══ SOURCE MATERIAL ══

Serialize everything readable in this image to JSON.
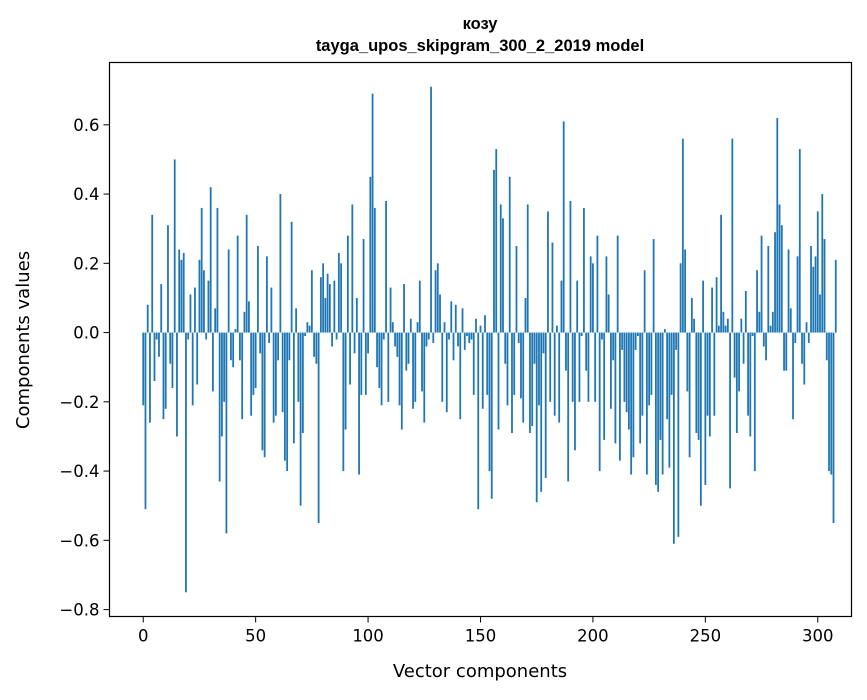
{
  "chart_data": {
    "type": "bar",
    "title": "козу",
    "subtitle": "tayga_upos_skipgram_300_2_2019 model",
    "xlabel": "Vector components",
    "ylabel": "Components values",
    "xlim": [
      -15,
      315
    ],
    "ylim": [
      -0.82,
      0.78
    ],
    "xticks": [
      0,
      50,
      100,
      150,
      200,
      250,
      300
    ],
    "yticks": [
      -0.8,
      -0.6,
      -0.4,
      -0.2,
      0.0,
      0.2,
      0.4,
      0.6
    ],
    "ytick_labels": [
      "−0.8",
      "−0.6",
      "−0.4",
      "−0.2",
      "0.0",
      "0.2",
      "0.4",
      "0.6"
    ],
    "bar_color": "#1f77b4",
    "grid": false,
    "values": [
      -0.21,
      -0.51,
      0.08,
      -0.26,
      0.34,
      -0.14,
      -0.02,
      -0.07,
      0.14,
      -0.25,
      -0.22,
      0.31,
      -0.09,
      -0.16,
      0.5,
      -0.3,
      0.24,
      0.21,
      0.23,
      -0.75,
      -0.02,
      0.11,
      -0.21,
      0.13,
      -0.15,
      0.21,
      0.36,
      0.18,
      -0.02,
      0.15,
      0.42,
      -0.17,
      0.07,
      0.36,
      -0.43,
      -0.3,
      -0.2,
      -0.58,
      0.24,
      -0.08,
      -0.1,
      0.01,
      0.28,
      -0.08,
      -0.25,
      0.06,
      0.34,
      0.09,
      -0.24,
      -0.18,
      -0.16,
      0.25,
      -0.06,
      -0.34,
      -0.36,
      0.22,
      -0.03,
      0.13,
      -0.26,
      -0.24,
      -0.08,
      0.4,
      -0.23,
      -0.37,
      -0.4,
      -0.08,
      0.32,
      -0.32,
      0.07,
      -0.2,
      -0.5,
      -0.29,
      -0.01,
      0.03,
      0.02,
      0.18,
      -0.07,
      -0.09,
      -0.55,
      0.16,
      0.2,
      0.1,
      0.17,
      0.14,
      -0.04,
      0.15,
      -0.02,
      0.23,
      0.2,
      -0.4,
      -0.28,
      0.28,
      -0.15,
      0.37,
      -0.06,
      0.1,
      -0.41,
      -0.18,
      0.27,
      -0.18,
      -0.06,
      0.45,
      0.69,
      0.36,
      -0.1,
      -0.16,
      -0.21,
      -0.02,
      0.38,
      -0.2,
      0.13,
      0.03,
      -0.04,
      -0.07,
      -0.21,
      -0.28,
      0.14,
      -0.11,
      -0.09,
      0.04,
      -0.22,
      -0.2,
      0.03,
      0.15,
      -0.17,
      -0.26,
      -0.04,
      -0.02,
      0.71,
      -0.03,
      0.18,
      0.2,
      0.11,
      -0.2,
      0.03,
      -0.23,
      -0.02,
      0.09,
      -0.08,
      0.08,
      -0.04,
      -0.25,
      0.07,
      -0.05,
      -0.01,
      -0.03,
      -0.02,
      -0.18,
      0.04,
      -0.51,
      0.02,
      -0.22,
      0.05,
      -0.18,
      -0.4,
      -0.48,
      0.47,
      0.53,
      -0.28,
      0.37,
      0.33,
      -0.09,
      -0.21,
      0.45,
      -0.29,
      -0.18,
      0.25,
      -0.03,
      -0.19,
      -0.26,
      0.1,
      0.37,
      -0.29,
      -0.27,
      -0.09,
      -0.49,
      -0.21,
      -0.46,
      -0.06,
      -0.42,
      0.35,
      -0.2,
      0.26,
      -0.24,
      0.02,
      -0.26,
      0.15,
      0.61,
      -0.11,
      -0.43,
      0.38,
      -0.2,
      -0.34,
      0.15,
      -0.2,
      -0.01,
      0.36,
      -0.11,
      -0.2,
      0.22,
      0.2,
      -0.2,
      0.28,
      -0.4,
      -0.02,
      -0.31,
      0.22,
      0.11,
      -0.22,
      -0.08,
      -0.32,
      0.28,
      -0.37,
      -0.05,
      -0.2,
      -0.23,
      -0.28,
      -0.41,
      -0.36,
      -0.05,
      -0.01,
      -0.32,
      -0.24,
      0.18,
      -0.41,
      -0.21,
      -0.18,
      0.27,
      -0.44,
      -0.46,
      -0.31,
      -0.41,
      0.01,
      -0.25,
      -0.39,
      -0.18,
      -0.61,
      -0.05,
      -0.59,
      0.2,
      0.56,
      0.24,
      -0.17,
      -0.36,
      0.1,
      0.04,
      -0.29,
      -0.31,
      -0.5,
      0.15,
      -0.44,
      -0.24,
      -0.3,
      0.13,
      -0.24,
      0.16,
      0.02,
      0.34,
      0.06,
      0.02,
      0.04,
      -0.45,
      0.56,
      -0.13,
      -0.29,
      -0.17,
      0.04,
      -0.09,
      0.12,
      -0.24,
      -0.3,
      -0.01,
      -0.4,
      0.18,
      0.06,
      0.28,
      -0.04,
      -0.08,
      0.25,
      0.02,
      0.06,
      0.29,
      0.62,
      0.37,
      0.31,
      -0.11,
      -0.11,
      0.24,
      0.07,
      -0.25,
      -0.03,
      0.22,
      0.53,
      -0.09,
      -0.15,
      0.03,
      -0.03,
      0.25,
      0.19,
      0.22,
      0.35,
      0.11,
      0.4,
      0.27,
      -0.08,
      -0.4,
      -0.41,
      -0.55,
      0.21
    ]
  }
}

═══

◆ DESCRIPTION OF THE TASK:
Leave out the pictures and repeat everything else in the records exactly.

◆ SOLUTION TO THIS EXERCISE:
Serialize everything readable in this image to JSON.
{
  "chart_data": {
    "type": "bar",
    "title": "козу",
    "subtitle": "tayga_upos_skipgram_300_2_2019 model",
    "xlabel": "Vector components",
    "ylabel": "Components values",
    "xlim": [
      -15,
      315
    ],
    "ylim": [
      -0.82,
      0.78
    ],
    "xticks": [
      0,
      50,
      100,
      150,
      200,
      250,
      300
    ],
    "yticks": [
      -0.8,
      -0.6,
      -0.4,
      -0.2,
      0.0,
      0.2,
      0.4,
      0.6
    ],
    "ytick_labels": [
      "−0.8",
      "−0.6",
      "−0.4",
      "−0.2",
      "0.0",
      "0.2",
      "0.4",
      "0.6"
    ],
    "bar_color": "#1f77b4",
    "grid": false,
    "values": [
      -0.21,
      -0.51,
      0.08,
      -0.26,
      0.34,
      -0.14,
      -0.02,
      -0.07,
      0.14,
      -0.25,
      -0.22,
      0.31,
      -0.09,
      -0.16,
      0.5,
      -0.3,
      0.24,
      0.21,
      0.23,
      -0.75,
      -0.02,
      0.11,
      -0.21,
      0.13,
      -0.15,
      0.21,
      0.36,
      0.18,
      -0.02,
      0.15,
      0.42,
      -0.17,
      0.07,
      0.36,
      -0.43,
      -0.3,
      -0.2,
      -0.58,
      0.24,
      -0.08,
      -0.1,
      0.01,
      0.28,
      -0.08,
      -0.25,
      0.06,
      0.34,
      0.09,
      -0.24,
      -0.18,
      -0.16,
      0.25,
      -0.06,
      -0.34,
      -0.36,
      0.22,
      -0.03,
      0.13,
      -0.26,
      -0.24,
      -0.08,
      0.4,
      -0.23,
      -0.37,
      -0.4,
      -0.08,
      0.32,
      -0.32,
      0.07,
      -0.2,
      -0.5,
      -0.29,
      -0.01,
      0.03,
      0.02,
      0.18,
      -0.07,
      -0.09,
      -0.55,
      0.16,
      0.2,
      0.1,
      0.17,
      0.14,
      -0.04,
      0.15,
      -0.02,
      0.23,
      0.2,
      -0.4,
      -0.28,
      0.28,
      -0.15,
      0.37,
      -0.06,
      0.1,
      -0.41,
      -0.18,
      0.27,
      -0.18,
      -0.06,
      0.45,
      0.69,
      0.36,
      -0.1,
      -0.16,
      -0.21,
      -0.02,
      0.38,
      -0.2,
      0.13,
      0.03,
      -0.04,
      -0.07,
      -0.21,
      -0.28,
      0.14,
      -0.11,
      -0.09,
      0.04,
      -0.22,
      -0.2,
      0.03,
      0.15,
      -0.17,
      -0.26,
      -0.04,
      -0.02,
      0.71,
      -0.03,
      0.18,
      0.2,
      0.11,
      -0.2,
      0.03,
      -0.23,
      -0.02,
      0.09,
      -0.08,
      0.08,
      -0.04,
      -0.25,
      0.07,
      -0.05,
      -0.01,
      -0.03,
      -0.02,
      -0.18,
      0.04,
      -0.51,
      0.02,
      -0.22,
      0.05,
      -0.18,
      -0.4,
      -0.48,
      0.47,
      0.53,
      -0.28,
      0.37,
      0.33,
      -0.09,
      -0.21,
      0.45,
      -0.29,
      -0.18,
      0.25,
      -0.03,
      -0.19,
      -0.26,
      0.1,
      0.37,
      -0.29,
      -0.27,
      -0.09,
      -0.49,
      -0.21,
      -0.46,
      -0.06,
      -0.42,
      0.35,
      -0.2,
      0.26,
      -0.24,
      0.02,
      -0.26,
      0.15,
      0.61,
      -0.11,
      -0.43,
      0.38,
      -0.2,
      -0.34,
      0.15,
      -0.2,
      -0.01,
      0.36,
      -0.11,
      -0.2,
      0.22,
      0.2,
      -0.2,
      0.28,
      -0.4,
      -0.02,
      -0.31,
      0.22,
      0.11,
      -0.22,
      -0.08,
      -0.32,
      0.28,
      -0.37,
      -0.05,
      -0.2,
      -0.23,
      -0.28,
      -0.41,
      -0.36,
      -0.05,
      -0.01,
      -0.32,
      -0.24,
      0.18,
      -0.41,
      -0.21,
      -0.18,
      0.27,
      -0.44,
      -0.46,
      -0.31,
      -0.41,
      0.01,
      -0.25,
      -0.39,
      -0.18,
      -0.61,
      -0.05,
      -0.59,
      0.2,
      0.56,
      0.24,
      -0.17,
      -0.36,
      0.1,
      0.04,
      -0.29,
      -0.31,
      -0.5,
      0.15,
      -0.44,
      -0.24,
      -0.3,
      0.13,
      -0.24,
      0.16,
      0.02,
      0.34,
      0.06,
      0.02,
      0.04,
      -0.45,
      0.56,
      -0.13,
      -0.29,
      -0.17,
      0.04,
      -0.09,
      0.12,
      -0.24,
      -0.3,
      -0.01,
      -0.4,
      0.18,
      0.06,
      0.28,
      -0.04,
      -0.08,
      0.25,
      0.02,
      0.06,
      0.29,
      0.62,
      0.37,
      0.31,
      -0.11,
      -0.11,
      0.24,
      0.07,
      -0.25,
      -0.03,
      0.22,
      0.53,
      -0.09,
      -0.15,
      0.03,
      -0.03,
      0.25,
      0.19,
      0.22,
      0.35,
      0.11,
      0.4,
      0.27,
      -0.08,
      -0.4,
      -0.41,
      -0.55,
      0.21
    ]
  }
}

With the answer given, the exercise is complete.